### RECORDS FOR PROCESSING
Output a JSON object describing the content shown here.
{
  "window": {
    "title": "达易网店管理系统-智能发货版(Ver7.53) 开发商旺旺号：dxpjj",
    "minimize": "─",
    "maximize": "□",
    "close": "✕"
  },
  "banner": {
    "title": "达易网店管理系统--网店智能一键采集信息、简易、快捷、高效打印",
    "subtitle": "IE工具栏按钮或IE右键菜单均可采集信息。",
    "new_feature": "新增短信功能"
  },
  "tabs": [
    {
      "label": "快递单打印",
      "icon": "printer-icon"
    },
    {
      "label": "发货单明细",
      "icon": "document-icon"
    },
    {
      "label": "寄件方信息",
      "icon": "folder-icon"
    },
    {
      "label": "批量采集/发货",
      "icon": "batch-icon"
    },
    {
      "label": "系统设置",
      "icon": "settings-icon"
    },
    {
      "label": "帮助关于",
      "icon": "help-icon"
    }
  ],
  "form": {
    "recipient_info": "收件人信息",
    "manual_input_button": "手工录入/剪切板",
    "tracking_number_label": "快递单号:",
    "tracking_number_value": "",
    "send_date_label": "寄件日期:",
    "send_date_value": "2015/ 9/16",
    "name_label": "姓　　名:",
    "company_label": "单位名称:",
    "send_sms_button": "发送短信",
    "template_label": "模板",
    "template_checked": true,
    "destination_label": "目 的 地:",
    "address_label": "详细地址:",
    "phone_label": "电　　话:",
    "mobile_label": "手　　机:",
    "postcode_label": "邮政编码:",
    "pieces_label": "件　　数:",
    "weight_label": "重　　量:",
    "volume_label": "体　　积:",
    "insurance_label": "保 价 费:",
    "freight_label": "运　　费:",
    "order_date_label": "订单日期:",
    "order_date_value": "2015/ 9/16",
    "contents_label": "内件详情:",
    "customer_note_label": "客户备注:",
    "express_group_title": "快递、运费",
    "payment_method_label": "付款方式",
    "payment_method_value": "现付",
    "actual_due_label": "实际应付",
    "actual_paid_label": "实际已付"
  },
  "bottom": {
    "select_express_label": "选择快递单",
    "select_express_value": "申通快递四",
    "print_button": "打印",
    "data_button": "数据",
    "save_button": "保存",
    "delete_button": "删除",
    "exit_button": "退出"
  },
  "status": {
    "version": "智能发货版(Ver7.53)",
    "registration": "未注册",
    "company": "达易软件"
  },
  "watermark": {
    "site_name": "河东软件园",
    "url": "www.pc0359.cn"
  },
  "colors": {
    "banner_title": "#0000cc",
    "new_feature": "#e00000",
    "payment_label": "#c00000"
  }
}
######
Reproduce all of the material above word for word.

### FINAL RESULT
Output a JSON object describing the content shown here.
{
  "window": {
    "title": "达易网店管理系统-智能发货版(Ver7.53) 开发商旺旺号：dxpjj",
    "minimize": "─",
    "maximize": "□",
    "close": "✕"
  },
  "banner": {
    "title": "达易网店管理系统--网店智能一键采集信息、简易、快捷、高效打印",
    "subtitle": "IE工具栏按钮或IE右键菜单均可采集信息。",
    "new_feature": "新增短信功能"
  },
  "tabs": [
    {
      "label": "快递单打印",
      "icon": "printer-icon"
    },
    {
      "label": "发货单明细",
      "icon": "document-icon"
    },
    {
      "label": "寄件方信息",
      "icon": "folder-icon"
    },
    {
      "label": "批量采集/发货",
      "icon": "batch-icon"
    },
    {
      "label": "系统设置",
      "icon": "settings-icon"
    },
    {
      "label": "帮助关于",
      "icon": "help-icon"
    }
  ],
  "form": {
    "recipient_info": "收件人信息",
    "manual_input_button": "手工录入/剪切板",
    "tracking_number_label": "快递单号:",
    "tracking_number_value": "",
    "send_date_label": "寄件日期:",
    "send_date_value": "2015/ 9/16",
    "name_label": "姓　　名:",
    "company_label": "单位名称:",
    "send_sms_button": "发送短信",
    "template_label": "模板",
    "template_checked": true,
    "destination_label": "目 的 地:",
    "address_label": "详细地址:",
    "phone_label": "电　　话:",
    "mobile_label": "手　　机:",
    "postcode_label": "邮政编码:",
    "pieces_label": "件　　数:",
    "weight_label": "重　　量:",
    "volume_label": "体　　积:",
    "insurance_label": "保 价 费:",
    "freight_label": "运　　费:",
    "order_date_label": "订单日期:",
    "order_date_value": "2015/ 9/16",
    "contents_label": "内件详情:",
    "customer_note_label": "客户备注:",
    "express_group_title": "快递、运费",
    "payment_method_label": "付款方式",
    "payment_method_value": "现付",
    "actual_due_label": "实际应付",
    "actual_paid_label": "实际已付"
  },
  "bottom": {
    "select_express_label": "选择快递单",
    "select_express_value": "申通快递四",
    "print_button": "打印",
    "data_button": "数据",
    "save_button": "保存",
    "delete_button": "删除",
    "exit_button": "退出"
  },
  "status": {
    "version": "智能发货版(Ver7.53)",
    "registration": "未注册",
    "company": "达易软件"
  },
  "watermark": {
    "site_name": "河东软件园",
    "url": "www.pc0359.cn"
  },
  "colors": {
    "banner_title": "#0000cc",
    "new_feature": "#e00000",
    "payment_label": "#c00000"
  }
}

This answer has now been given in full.